Saved data entries
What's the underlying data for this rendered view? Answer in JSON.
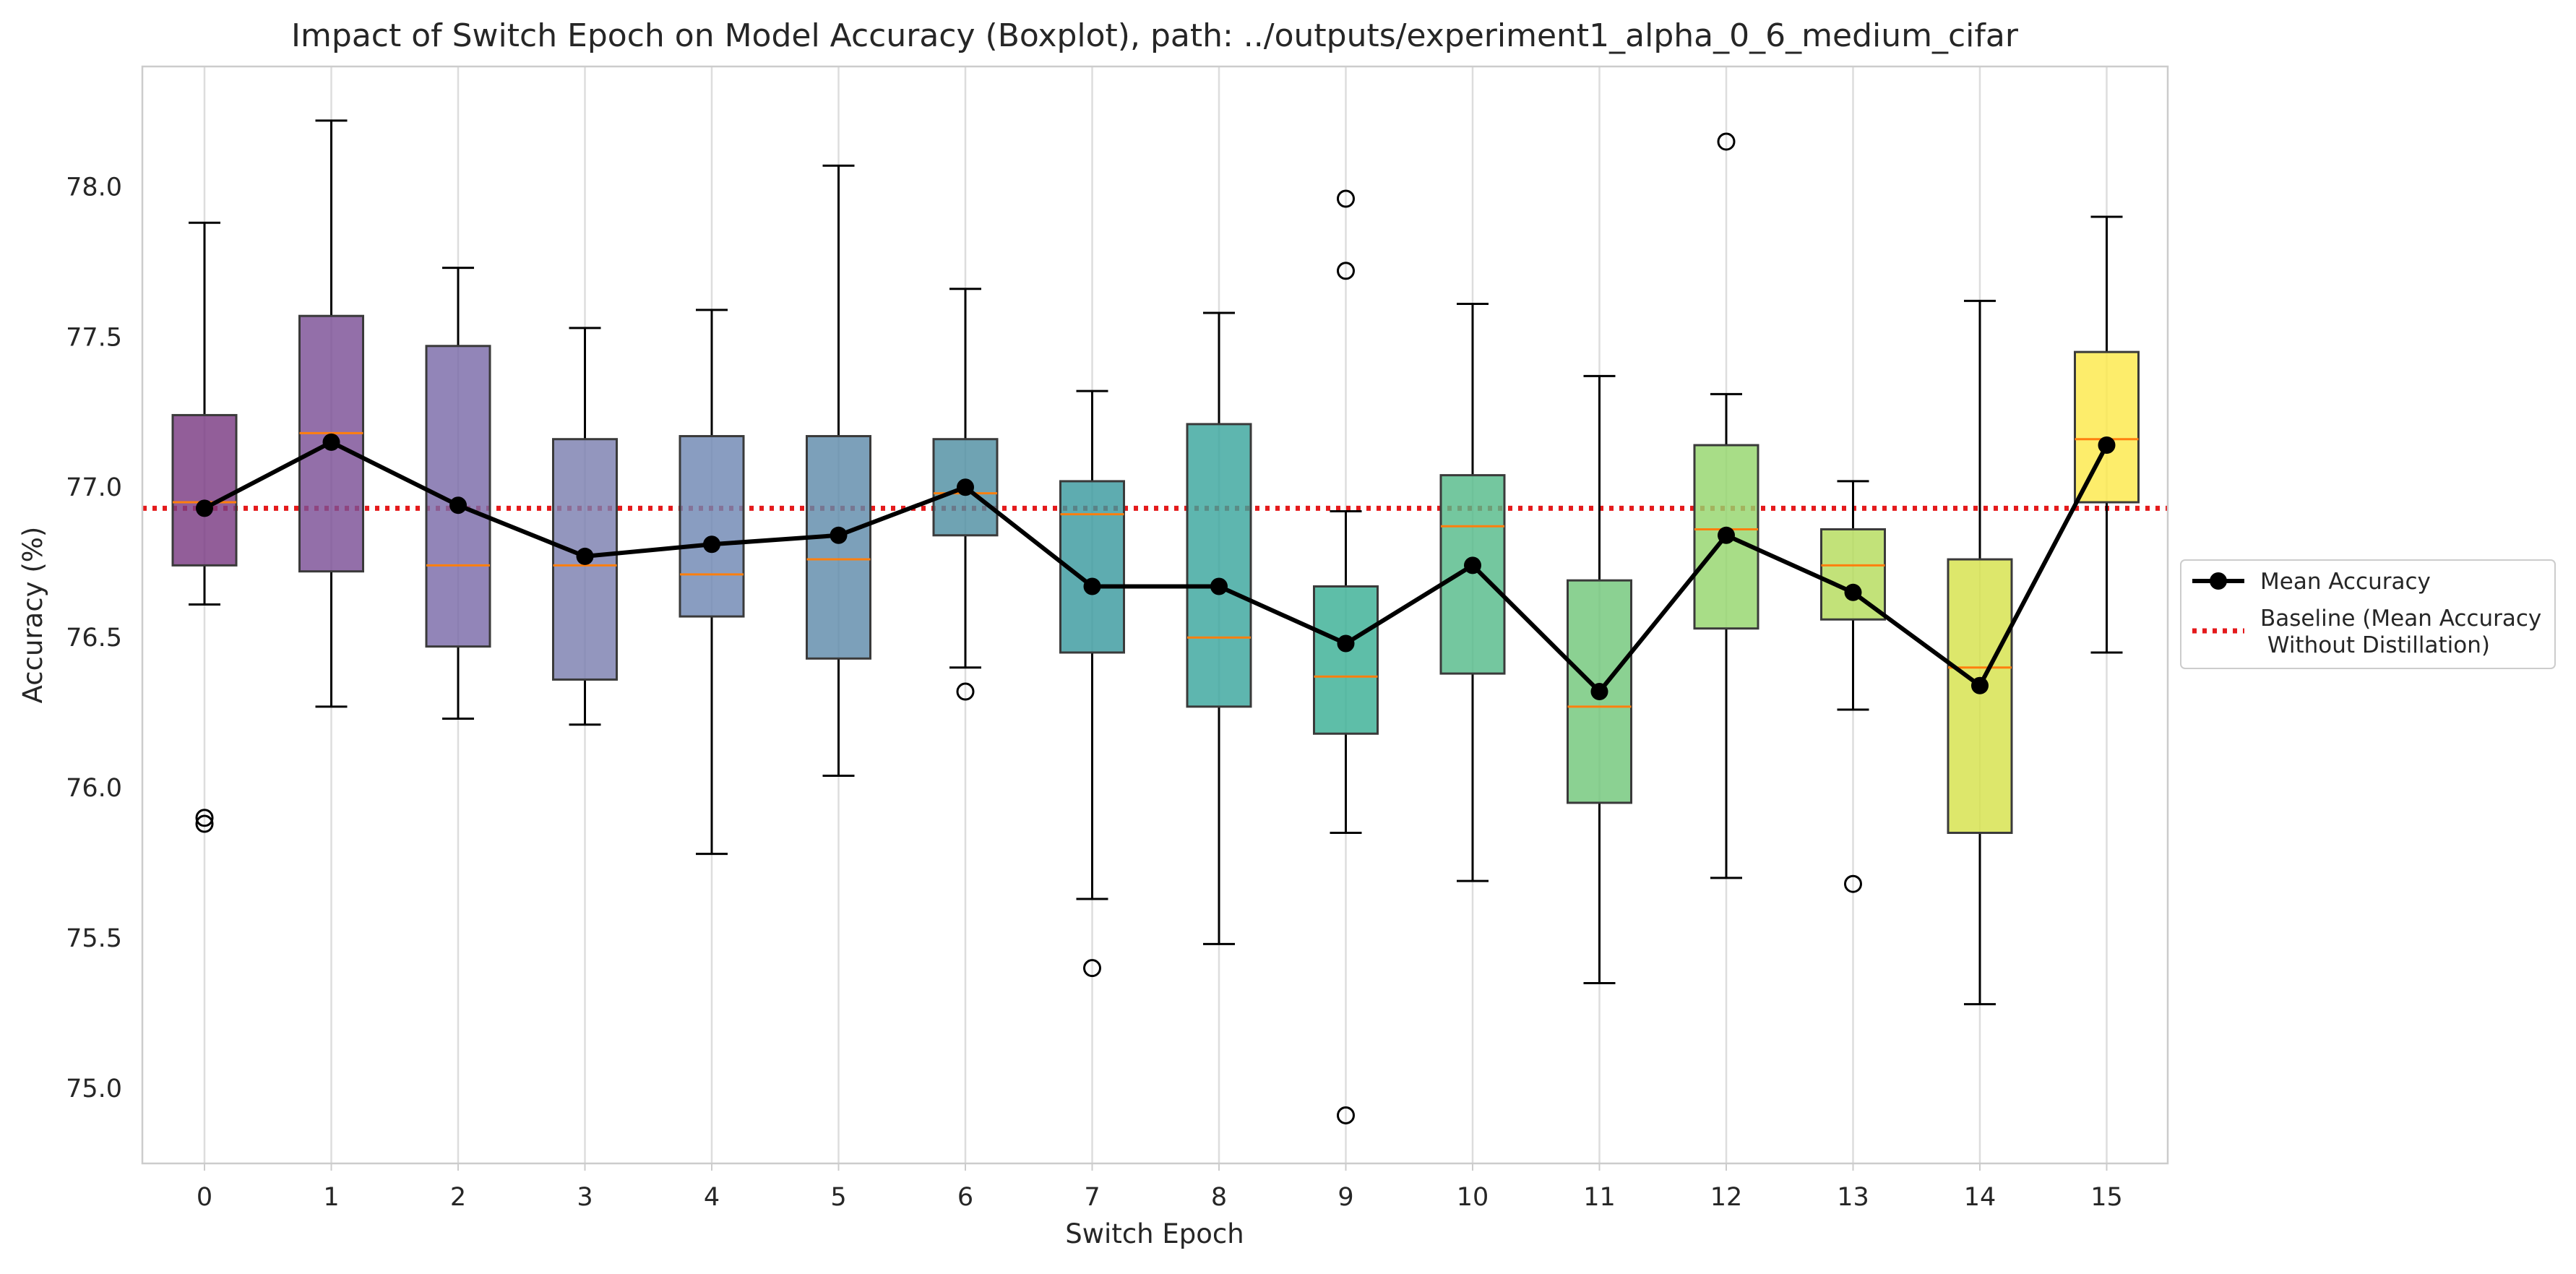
{
  "chart_data": {
    "type": "boxplot",
    "title": "Impact of Switch Epoch on Model Accuracy (Boxplot), path: ../outputs/experiment1_alpha_0_6_medium_cifar",
    "xlabel": "Switch Epoch",
    "ylabel": "Accuracy (%)",
    "ylim": [
      74.75,
      78.4
    ],
    "yticks": [
      75.0,
      75.5,
      76.0,
      76.5,
      77.0,
      77.5,
      78.0
    ],
    "ytick_labels": [
      "75.0",
      "75.5",
      "76.0",
      "76.5",
      "77.0",
      "77.5",
      "78.0"
    ],
    "grid": "vertical",
    "legend_position": "center-right-outside",
    "baseline": {
      "name": "Baseline (Mean Accuracy Without Distillation)",
      "legend_lines": [
        "Baseline (Mean Accuracy",
        " Without Distillation)"
      ],
      "value": 76.93,
      "color": "#e41a1c",
      "style": "dotted"
    },
    "mean_series": {
      "name": "Mean Accuracy",
      "color": "#000000"
    },
    "median_color": "#ff7f0e",
    "boxes": [
      {
        "label": "0",
        "whislo": 76.61,
        "q1": 76.74,
        "median": 76.95,
        "q3": 77.24,
        "whishi": 77.88,
        "mean": 76.93,
        "outliers": [
          75.9,
          75.88
        ],
        "color": "#7a3a82"
      },
      {
        "label": "1",
        "whislo": 76.27,
        "q1": 76.72,
        "median": 77.18,
        "q3": 77.57,
        "whishi": 78.22,
        "mean": 77.15,
        "outliers": [],
        "color": "#7b4f96"
      },
      {
        "label": "2",
        "whislo": 76.23,
        "q1": 76.47,
        "median": 76.74,
        "q3": 77.47,
        "whishi": 77.73,
        "mean": 76.94,
        "outliers": [],
        "color": "#7a6aa8"
      },
      {
        "label": "3",
        "whislo": 76.21,
        "q1": 76.36,
        "median": 76.74,
        "q3": 77.16,
        "whishi": 77.53,
        "mean": 76.77,
        "outliers": [],
        "color": "#7b7fb0"
      },
      {
        "label": "4",
        "whislo": 75.78,
        "q1": 76.57,
        "median": 76.71,
        "q3": 77.17,
        "whishi": 77.59,
        "mean": 76.81,
        "outliers": [],
        "color": "#6f88b3"
      },
      {
        "label": "5",
        "whislo": 76.04,
        "q1": 76.43,
        "median": 76.76,
        "q3": 77.17,
        "whishi": 78.07,
        "mean": 76.84,
        "outliers": [],
        "color": "#5f8bab"
      },
      {
        "label": "6",
        "whislo": 76.4,
        "q1": 76.84,
        "median": 76.98,
        "q3": 77.16,
        "whishi": 77.66,
        "mean": 77.0,
        "outliers": [
          76.32
        ],
        "color": "#4f8fa2"
      },
      {
        "label": "7",
        "whislo": 75.63,
        "q1": 76.45,
        "median": 76.91,
        "q3": 77.02,
        "whishi": 77.32,
        "mean": 76.67,
        "outliers": [
          75.4
        ],
        "color": "#3a9a9f"
      },
      {
        "label": "8",
        "whislo": 75.48,
        "q1": 76.27,
        "median": 76.5,
        "q3": 77.21,
        "whishi": 77.58,
        "mean": 76.67,
        "outliers": [],
        "color": "#3aa69d"
      },
      {
        "label": "9",
        "whislo": 75.85,
        "q1": 76.18,
        "median": 76.37,
        "q3": 76.67,
        "whishi": 76.92,
        "mean": 76.48,
        "outliers": [
          77.96,
          77.72,
          74.91
        ],
        "color": "#3bb095"
      },
      {
        "label": "10",
        "whislo": 75.69,
        "q1": 76.38,
        "median": 76.87,
        "q3": 77.04,
        "whishi": 77.61,
        "mean": 76.74,
        "outliers": [],
        "color": "#55bb8a"
      },
      {
        "label": "11",
        "whislo": 75.35,
        "q1": 75.95,
        "median": 76.27,
        "q3": 76.69,
        "whishi": 77.37,
        "mean": 76.32,
        "outliers": [],
        "color": "#72c77a"
      },
      {
        "label": "12",
        "whislo": 75.7,
        "q1": 76.53,
        "median": 76.86,
        "q3": 77.14,
        "whishi": 77.31,
        "mean": 76.84,
        "outliers": [
          78.15
        ],
        "color": "#95d56c"
      },
      {
        "label": "13",
        "whislo": 76.26,
        "q1": 76.56,
        "median": 76.74,
        "q3": 76.86,
        "whishi": 77.02,
        "mean": 76.65,
        "outliers": [
          75.68
        ],
        "color": "#b5dc5c"
      },
      {
        "label": "14",
        "whislo": 75.28,
        "q1": 75.85,
        "median": 76.4,
        "q3": 76.76,
        "whishi": 77.62,
        "mean": 76.34,
        "outliers": [],
        "color": "#d6e24a"
      },
      {
        "label": "15",
        "whislo": 76.45,
        "q1": 76.95,
        "median": 77.16,
        "q3": 77.45,
        "whishi": 77.9,
        "mean": 77.14,
        "outliers": [],
        "color": "#fde94a"
      }
    ]
  }
}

## Problem
Give a single number: the count of lines above that include the word "Accuracy".

## Complete answer
5